*Goal*
In the listing below, find every line containing "soldati" and copy it out.

Stored data:
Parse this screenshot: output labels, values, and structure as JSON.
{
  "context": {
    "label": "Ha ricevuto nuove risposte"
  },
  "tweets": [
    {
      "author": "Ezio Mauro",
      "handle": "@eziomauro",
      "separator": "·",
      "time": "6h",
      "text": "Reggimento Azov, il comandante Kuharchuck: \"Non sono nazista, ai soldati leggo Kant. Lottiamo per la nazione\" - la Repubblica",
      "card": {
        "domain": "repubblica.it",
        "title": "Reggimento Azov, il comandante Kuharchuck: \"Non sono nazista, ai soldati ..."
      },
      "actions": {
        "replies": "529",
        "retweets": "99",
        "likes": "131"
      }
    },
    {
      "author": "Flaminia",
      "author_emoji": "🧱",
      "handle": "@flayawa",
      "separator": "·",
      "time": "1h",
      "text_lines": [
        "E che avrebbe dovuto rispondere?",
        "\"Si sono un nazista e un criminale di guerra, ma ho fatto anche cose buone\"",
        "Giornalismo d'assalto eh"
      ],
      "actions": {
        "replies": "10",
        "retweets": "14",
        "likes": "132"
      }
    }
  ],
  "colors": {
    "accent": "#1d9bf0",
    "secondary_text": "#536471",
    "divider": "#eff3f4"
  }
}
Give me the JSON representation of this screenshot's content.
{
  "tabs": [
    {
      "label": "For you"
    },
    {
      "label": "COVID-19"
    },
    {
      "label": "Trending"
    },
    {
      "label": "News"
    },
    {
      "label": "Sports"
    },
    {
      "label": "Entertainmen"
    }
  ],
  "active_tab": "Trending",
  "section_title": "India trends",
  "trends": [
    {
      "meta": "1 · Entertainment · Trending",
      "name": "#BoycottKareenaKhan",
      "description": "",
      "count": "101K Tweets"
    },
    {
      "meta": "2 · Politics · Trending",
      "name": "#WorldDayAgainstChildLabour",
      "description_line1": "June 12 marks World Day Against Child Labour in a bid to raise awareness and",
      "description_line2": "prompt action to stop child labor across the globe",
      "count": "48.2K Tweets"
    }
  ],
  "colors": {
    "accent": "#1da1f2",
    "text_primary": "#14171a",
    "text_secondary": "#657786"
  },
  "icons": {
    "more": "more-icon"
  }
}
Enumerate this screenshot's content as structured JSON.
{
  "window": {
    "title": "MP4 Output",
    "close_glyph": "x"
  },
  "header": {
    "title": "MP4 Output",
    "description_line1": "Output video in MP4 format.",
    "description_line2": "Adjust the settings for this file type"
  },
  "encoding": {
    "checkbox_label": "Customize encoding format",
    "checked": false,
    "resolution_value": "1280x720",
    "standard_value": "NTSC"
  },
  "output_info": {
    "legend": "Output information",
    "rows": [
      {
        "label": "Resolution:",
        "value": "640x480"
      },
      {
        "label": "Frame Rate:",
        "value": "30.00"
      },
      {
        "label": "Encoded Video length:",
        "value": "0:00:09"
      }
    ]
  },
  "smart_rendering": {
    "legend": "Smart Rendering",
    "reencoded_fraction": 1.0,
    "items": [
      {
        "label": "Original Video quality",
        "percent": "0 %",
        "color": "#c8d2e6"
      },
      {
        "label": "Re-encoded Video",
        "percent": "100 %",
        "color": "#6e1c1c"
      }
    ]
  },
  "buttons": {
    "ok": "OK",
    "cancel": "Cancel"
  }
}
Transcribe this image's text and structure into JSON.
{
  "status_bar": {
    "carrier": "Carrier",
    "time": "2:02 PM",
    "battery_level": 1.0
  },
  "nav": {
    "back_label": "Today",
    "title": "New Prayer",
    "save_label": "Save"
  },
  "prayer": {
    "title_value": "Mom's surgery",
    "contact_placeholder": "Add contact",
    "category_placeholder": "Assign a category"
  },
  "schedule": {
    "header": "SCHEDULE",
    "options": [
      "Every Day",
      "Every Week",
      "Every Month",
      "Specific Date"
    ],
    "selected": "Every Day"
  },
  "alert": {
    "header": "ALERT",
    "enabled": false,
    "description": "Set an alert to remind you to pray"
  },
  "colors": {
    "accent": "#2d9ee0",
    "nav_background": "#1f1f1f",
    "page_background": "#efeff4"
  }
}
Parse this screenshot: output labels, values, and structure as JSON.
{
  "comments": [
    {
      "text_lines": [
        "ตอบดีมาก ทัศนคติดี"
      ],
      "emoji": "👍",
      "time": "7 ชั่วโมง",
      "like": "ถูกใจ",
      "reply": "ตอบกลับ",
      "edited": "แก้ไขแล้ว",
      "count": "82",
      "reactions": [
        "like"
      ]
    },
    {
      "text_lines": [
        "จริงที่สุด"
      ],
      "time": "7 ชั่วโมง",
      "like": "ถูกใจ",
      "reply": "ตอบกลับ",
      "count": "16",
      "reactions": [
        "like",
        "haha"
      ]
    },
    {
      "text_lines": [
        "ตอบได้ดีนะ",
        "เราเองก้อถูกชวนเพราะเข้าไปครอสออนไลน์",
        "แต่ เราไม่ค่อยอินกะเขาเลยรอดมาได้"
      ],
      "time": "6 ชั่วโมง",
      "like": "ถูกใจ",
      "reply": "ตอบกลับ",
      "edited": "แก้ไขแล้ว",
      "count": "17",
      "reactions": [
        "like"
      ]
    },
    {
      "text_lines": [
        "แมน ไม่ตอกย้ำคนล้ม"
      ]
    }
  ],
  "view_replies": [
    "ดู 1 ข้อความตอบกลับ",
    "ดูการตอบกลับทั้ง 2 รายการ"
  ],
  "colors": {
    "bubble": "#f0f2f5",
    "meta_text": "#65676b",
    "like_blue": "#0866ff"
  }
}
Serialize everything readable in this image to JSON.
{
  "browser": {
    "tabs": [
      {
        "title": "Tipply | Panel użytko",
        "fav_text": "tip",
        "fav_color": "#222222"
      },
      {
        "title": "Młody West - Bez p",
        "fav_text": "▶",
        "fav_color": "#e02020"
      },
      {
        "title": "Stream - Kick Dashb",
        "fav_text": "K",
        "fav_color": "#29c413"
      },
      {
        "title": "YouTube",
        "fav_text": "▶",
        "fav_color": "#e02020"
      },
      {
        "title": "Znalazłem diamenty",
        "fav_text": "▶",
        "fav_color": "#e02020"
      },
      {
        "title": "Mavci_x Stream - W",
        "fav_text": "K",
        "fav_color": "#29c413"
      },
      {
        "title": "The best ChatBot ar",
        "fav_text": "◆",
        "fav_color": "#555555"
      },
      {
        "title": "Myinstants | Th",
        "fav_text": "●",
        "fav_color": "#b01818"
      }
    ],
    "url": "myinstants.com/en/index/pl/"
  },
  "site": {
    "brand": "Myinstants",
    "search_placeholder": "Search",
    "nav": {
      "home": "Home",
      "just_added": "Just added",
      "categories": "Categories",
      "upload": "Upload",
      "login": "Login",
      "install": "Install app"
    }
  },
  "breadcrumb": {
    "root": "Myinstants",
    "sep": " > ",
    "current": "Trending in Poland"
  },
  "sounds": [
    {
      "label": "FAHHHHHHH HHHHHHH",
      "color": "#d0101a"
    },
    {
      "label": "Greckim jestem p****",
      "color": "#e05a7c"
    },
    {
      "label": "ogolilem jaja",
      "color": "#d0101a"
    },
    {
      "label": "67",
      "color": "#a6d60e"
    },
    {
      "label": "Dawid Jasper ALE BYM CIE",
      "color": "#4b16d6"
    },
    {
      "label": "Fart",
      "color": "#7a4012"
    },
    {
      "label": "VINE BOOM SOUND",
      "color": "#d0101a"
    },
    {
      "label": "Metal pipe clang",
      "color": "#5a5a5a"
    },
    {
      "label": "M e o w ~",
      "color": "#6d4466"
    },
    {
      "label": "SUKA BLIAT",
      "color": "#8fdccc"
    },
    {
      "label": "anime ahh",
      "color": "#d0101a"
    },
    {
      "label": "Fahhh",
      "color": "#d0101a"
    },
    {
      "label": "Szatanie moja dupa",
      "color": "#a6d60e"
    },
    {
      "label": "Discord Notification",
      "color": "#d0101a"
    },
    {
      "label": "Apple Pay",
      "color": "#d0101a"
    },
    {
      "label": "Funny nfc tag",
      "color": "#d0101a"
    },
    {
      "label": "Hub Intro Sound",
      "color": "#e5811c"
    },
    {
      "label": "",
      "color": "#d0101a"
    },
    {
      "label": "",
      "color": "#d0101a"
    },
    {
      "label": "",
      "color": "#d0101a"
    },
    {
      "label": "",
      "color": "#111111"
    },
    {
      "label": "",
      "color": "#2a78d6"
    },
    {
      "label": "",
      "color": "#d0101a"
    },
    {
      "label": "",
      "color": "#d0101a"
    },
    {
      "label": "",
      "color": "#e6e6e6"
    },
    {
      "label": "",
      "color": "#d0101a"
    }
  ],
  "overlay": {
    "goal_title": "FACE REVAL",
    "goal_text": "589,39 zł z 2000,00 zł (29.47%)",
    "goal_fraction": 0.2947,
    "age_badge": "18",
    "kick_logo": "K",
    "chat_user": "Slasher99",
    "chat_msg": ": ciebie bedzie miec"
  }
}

*Result of the exercise*
      "text": "Reggimento Azov, il comandante Kuharchuck: \"Non sono nazista, ai soldati leggo Kant. Lottiamo per la nazione\" - la Repubblica",
        "title": "Reggimento Azov, il comandante Kuharchuck: \"Non sono nazista, ai soldati ..."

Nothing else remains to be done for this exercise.